Given exercise
Go through the records and extract every line with the word "JSON".

───── Data for this exercise ─────

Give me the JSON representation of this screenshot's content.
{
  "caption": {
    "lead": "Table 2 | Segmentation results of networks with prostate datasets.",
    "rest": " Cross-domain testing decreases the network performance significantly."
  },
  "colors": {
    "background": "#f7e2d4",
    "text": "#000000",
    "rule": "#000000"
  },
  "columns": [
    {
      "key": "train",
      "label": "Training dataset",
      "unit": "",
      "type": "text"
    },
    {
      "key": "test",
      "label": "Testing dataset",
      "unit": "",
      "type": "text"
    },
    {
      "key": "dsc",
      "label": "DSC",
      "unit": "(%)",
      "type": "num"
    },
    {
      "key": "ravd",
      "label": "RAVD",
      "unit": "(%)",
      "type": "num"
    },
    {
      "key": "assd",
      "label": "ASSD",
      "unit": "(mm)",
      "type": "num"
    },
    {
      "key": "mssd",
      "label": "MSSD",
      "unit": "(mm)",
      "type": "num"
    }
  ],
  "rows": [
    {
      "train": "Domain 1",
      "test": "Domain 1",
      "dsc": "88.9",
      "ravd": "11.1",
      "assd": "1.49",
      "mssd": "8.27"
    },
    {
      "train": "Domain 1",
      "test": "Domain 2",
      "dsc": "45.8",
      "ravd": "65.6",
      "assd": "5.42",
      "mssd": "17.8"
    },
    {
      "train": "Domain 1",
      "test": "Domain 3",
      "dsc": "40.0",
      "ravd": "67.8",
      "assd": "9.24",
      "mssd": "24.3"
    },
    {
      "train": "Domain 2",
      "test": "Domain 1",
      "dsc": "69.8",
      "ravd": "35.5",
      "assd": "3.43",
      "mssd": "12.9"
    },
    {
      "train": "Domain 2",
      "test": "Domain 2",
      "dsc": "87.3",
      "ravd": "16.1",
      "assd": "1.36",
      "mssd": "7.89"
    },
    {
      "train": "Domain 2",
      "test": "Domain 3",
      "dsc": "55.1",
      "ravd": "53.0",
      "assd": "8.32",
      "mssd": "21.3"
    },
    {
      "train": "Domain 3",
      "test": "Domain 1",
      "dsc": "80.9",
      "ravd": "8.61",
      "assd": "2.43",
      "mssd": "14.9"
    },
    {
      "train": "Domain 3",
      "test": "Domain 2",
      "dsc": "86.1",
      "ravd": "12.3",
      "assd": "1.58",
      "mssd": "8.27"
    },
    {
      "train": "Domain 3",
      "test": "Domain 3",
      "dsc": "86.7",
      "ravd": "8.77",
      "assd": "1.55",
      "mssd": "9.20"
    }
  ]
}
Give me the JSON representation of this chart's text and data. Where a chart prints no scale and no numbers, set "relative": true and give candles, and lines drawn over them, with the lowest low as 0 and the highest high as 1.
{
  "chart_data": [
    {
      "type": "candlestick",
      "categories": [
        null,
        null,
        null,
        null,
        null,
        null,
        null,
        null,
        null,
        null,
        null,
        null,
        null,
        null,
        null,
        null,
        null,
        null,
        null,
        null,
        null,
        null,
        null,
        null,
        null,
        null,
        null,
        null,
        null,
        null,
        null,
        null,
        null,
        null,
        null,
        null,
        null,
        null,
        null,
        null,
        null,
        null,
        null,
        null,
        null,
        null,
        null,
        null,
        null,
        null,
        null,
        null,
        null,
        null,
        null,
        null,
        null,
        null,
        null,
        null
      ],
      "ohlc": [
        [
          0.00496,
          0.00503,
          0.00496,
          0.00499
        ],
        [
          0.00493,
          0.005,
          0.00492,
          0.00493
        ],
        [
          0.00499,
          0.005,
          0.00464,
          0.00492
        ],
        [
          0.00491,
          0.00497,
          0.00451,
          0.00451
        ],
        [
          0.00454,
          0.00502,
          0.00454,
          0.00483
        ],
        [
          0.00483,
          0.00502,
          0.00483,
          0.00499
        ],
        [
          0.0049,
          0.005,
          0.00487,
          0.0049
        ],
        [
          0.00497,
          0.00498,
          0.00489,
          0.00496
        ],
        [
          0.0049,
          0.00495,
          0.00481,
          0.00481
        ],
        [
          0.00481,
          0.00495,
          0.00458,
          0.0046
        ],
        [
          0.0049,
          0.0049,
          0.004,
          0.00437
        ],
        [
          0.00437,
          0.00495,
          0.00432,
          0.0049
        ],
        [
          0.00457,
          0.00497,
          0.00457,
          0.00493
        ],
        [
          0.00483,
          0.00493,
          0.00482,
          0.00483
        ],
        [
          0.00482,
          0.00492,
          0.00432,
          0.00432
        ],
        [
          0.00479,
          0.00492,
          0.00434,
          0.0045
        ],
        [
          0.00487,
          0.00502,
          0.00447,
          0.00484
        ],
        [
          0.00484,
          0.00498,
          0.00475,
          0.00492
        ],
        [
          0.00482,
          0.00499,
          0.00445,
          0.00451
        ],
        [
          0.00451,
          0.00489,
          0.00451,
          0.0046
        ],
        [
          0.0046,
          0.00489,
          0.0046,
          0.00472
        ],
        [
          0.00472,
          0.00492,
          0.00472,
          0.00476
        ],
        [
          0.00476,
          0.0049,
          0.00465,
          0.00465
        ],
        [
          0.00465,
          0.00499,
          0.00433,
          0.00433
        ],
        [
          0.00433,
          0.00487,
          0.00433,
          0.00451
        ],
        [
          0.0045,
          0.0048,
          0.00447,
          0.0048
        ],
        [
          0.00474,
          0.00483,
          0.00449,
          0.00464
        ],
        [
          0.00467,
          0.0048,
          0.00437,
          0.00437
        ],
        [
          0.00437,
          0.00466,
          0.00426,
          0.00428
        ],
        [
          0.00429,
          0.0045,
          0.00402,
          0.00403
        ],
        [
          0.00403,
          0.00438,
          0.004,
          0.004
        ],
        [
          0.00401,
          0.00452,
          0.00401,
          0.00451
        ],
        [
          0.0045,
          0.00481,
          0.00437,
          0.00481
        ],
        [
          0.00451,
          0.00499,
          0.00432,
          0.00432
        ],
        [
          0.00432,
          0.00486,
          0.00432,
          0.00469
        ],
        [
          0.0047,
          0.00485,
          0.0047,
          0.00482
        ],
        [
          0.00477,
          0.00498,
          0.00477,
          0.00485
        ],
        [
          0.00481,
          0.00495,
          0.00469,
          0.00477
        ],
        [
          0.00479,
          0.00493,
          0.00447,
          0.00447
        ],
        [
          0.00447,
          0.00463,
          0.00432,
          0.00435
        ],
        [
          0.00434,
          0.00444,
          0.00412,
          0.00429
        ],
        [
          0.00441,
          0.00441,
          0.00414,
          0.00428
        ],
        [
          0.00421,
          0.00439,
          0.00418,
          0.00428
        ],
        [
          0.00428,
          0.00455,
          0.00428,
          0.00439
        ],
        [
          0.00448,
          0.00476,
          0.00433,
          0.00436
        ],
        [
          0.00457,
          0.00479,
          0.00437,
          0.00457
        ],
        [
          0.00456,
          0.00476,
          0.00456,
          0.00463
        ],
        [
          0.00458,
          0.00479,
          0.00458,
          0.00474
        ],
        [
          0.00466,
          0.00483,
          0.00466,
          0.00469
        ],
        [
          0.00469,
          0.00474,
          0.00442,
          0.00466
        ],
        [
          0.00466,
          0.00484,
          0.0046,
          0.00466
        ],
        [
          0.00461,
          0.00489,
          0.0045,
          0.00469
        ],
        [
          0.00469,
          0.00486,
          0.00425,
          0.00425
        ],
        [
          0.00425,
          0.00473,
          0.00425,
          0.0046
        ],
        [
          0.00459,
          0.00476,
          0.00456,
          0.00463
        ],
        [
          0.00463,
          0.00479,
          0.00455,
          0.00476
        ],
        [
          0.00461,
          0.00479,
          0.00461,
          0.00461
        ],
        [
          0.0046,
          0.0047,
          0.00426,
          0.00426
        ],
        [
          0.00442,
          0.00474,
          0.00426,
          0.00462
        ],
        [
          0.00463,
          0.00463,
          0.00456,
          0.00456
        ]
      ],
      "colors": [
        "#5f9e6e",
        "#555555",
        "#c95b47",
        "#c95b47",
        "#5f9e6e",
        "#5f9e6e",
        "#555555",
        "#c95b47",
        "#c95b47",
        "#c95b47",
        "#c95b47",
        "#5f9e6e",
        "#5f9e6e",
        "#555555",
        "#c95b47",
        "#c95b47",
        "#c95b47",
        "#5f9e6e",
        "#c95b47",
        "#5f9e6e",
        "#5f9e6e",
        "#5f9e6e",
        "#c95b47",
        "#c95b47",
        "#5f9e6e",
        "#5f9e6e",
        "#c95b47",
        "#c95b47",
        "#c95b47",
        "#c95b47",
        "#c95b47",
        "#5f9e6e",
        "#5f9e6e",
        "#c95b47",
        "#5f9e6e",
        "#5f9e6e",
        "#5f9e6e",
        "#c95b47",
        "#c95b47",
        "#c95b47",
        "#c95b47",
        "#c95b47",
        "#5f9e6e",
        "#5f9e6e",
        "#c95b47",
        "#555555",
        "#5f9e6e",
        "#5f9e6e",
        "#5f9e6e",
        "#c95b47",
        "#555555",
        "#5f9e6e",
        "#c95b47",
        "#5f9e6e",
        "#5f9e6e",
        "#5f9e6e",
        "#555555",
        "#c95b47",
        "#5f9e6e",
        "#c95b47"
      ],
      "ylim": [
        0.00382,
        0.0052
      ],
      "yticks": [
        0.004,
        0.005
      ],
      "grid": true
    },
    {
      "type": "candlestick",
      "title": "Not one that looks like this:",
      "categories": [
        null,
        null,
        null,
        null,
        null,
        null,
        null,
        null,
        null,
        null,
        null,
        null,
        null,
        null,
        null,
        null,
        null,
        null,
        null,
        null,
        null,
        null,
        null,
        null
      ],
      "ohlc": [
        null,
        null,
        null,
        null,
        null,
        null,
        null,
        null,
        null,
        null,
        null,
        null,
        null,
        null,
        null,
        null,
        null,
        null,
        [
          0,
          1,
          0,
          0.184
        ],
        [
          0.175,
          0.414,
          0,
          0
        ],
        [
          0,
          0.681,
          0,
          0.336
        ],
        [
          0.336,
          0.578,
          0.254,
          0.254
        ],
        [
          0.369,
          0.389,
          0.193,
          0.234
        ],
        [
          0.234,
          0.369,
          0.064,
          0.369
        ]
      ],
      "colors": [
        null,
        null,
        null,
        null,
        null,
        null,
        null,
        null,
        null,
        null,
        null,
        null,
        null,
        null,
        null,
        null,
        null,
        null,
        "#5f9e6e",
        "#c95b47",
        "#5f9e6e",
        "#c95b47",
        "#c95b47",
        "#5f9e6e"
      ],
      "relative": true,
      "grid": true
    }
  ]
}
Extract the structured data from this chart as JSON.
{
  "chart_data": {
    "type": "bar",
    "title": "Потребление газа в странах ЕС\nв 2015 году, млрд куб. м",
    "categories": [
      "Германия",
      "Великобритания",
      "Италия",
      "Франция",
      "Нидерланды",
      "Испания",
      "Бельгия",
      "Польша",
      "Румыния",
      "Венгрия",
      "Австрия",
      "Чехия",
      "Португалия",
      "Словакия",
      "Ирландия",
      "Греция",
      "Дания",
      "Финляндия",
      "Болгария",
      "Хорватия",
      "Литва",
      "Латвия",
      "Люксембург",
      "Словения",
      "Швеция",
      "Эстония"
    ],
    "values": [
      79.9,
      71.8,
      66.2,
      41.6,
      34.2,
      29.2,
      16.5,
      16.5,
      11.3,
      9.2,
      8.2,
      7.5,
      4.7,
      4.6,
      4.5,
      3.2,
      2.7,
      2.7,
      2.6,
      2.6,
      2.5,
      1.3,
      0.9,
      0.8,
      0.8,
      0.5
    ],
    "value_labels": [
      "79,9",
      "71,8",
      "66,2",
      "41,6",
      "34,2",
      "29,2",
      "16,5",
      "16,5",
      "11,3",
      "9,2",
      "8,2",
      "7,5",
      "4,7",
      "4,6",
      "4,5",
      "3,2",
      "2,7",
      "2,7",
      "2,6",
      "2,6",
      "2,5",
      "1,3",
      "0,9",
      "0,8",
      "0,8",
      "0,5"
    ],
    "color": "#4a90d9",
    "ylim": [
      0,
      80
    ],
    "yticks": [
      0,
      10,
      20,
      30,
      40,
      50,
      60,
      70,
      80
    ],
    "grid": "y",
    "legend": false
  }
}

─────

Finished exercise
Give me the JSON representation of this screenshot's content.
Give me the JSON representation of this chart's text and data. Where a chart prints no scale and no numbers, set "relative": true and give candles, and lines drawn over them, with the lowest low as 0 and the highest high as 1.
Extract the structured data from this chart as JSON.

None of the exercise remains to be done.